DIRECTIONS FOR THIS TASK:
Transcribe each entry below exactly. Pictures do not go in the copy.

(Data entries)
--

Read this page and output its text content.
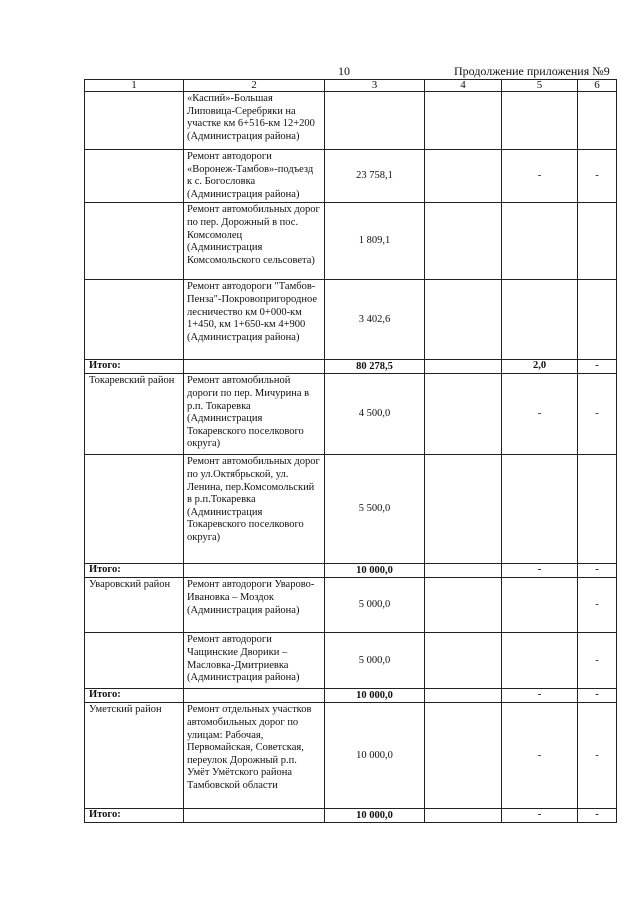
10	Продолжение приложения №9
1	2	3	4	5	6
	«Каспий»-Большая Липовица-Серебряки на участке км 6+516-км 12+200 (Администрация района)				
	Ремонт автодороги «Воронеж-Тамбов»-подъезд к с. Богословка (Администрация района)	23 758,1		-	-
	Ремонт автомобильных дорог по пер. Дорожный в пос. Комсомолец (Администрация Комсомольского сельсовета)	1 809,1			
	Ремонт автодороги "Тамбов-Пенза"-Покровопригородное лесничество км 0+000-км 1+450, км 1+650-км 4+900 (Администрация района)	3 402,6			
Итого:		80 278,5		2,0	-
Токаревский район	Ремонт автомобильной дороги по пер. Мичурина в р.п. Токаревка (Администрация Токаревского поселкового округа)	4 500,0		-	-
	Ремонт автомобильных дорог по ул.Октябрьской, ул. Ленина, пер.Комсомольский в р.п.Токаревка (Администрация Токаревского поселкового округа)	5 500,0			
Итого:		10 000,0		-	-
Уваровский район	Ремонт автодороги Уварово-Ивановка – Моздок (Администрация района)	5 000,0			-
	Ремонт автодороги Чащинские Дворики – Масловка-Дмитриевка (Администрация района)	5 000,0			-
Итого:		10 000,0		-	-
Уметский район	Ремонт отдельных участков автомобильных дорог по улицам: Рабочая, Первомайская, Советская, переулок Дорожный р.п. Умёт Умётского района Тамбовской области	10 000,0		-	-
Итого:		10 000,0		-	-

--

WRITTEN ANSWER:
Read this page and output its text content.
10	Продолжение приложения №9
1	2	3	4	5	6
	«Каспий»-Большая Липовица-Серебряки на участке км 6+516-км 12+200 (Администрация района)				
	Ремонт автодороги «Воронеж-Тамбов»-подъезд к с. Богословка (Администрация района)	23 758,1		-	-
	Ремонт автомобильных дорог по пер. Дорожный в пос. Комсомолец (Администрация Комсомольского сельсовета)	1 809,1			
	Ремонт автодороги "Тамбов-Пенза"-Покровопригородное лесничество км 0+000-км 1+450, км 1+650-км 4+900 (Администрация района)	3 402,6			
Итого:		80 278,5		2,0	-
Токаревский район	Ремонт автомобильной дороги по пер. Мичурина в р.п. Токаревка (Администрация Токаревского поселкового округа)	4 500,0		-	-
	Ремонт автомобильных дорог по ул.Октябрьской, ул. Ленина, пер.Комсомольский в р.п.Токаревка (Администрация Токаревского поселкового округа)	5 500,0			
Итого:		10 000,0		-	-
Уваровский район	Ремонт автодороги Уварово-Ивановка – Моздок (Администрация района)	5 000,0			-
	Ремонт автодороги Чащинские Дворики – Масловка-Дмитриевка (Администрация района)	5 000,0			-
Итого:		10 000,0		-	-
Уметский район	Ремонт отдельных участков автомобильных дорог по улицам: Рабочая, Первомайская, Советская, переулок Дорожный р.п. Умёт Умётского района Тамбовской области	10 000,0		-	-
Итого:		10 000,0		-	-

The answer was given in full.